— CHALLENGE —
State how many lines of the entries include the string "value", please, leaving out everything but the number.

— PROVIDED INFORMATION —
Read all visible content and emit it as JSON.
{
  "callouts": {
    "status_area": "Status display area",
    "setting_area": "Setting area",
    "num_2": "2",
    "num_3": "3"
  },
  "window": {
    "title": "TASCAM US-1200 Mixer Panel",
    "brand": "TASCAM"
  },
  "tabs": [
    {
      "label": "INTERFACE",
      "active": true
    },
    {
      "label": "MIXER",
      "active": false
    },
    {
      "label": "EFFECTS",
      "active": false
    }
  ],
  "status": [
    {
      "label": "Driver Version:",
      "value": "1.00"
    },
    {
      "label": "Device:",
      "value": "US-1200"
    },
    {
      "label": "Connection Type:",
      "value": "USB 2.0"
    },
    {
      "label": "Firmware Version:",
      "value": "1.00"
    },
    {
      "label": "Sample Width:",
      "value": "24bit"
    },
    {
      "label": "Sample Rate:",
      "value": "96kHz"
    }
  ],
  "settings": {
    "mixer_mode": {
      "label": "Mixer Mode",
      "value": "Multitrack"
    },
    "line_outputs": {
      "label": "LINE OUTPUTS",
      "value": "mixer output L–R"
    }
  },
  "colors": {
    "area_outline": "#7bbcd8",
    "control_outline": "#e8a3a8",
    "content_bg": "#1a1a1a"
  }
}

— ANSWER TO THE EXERCISE —
8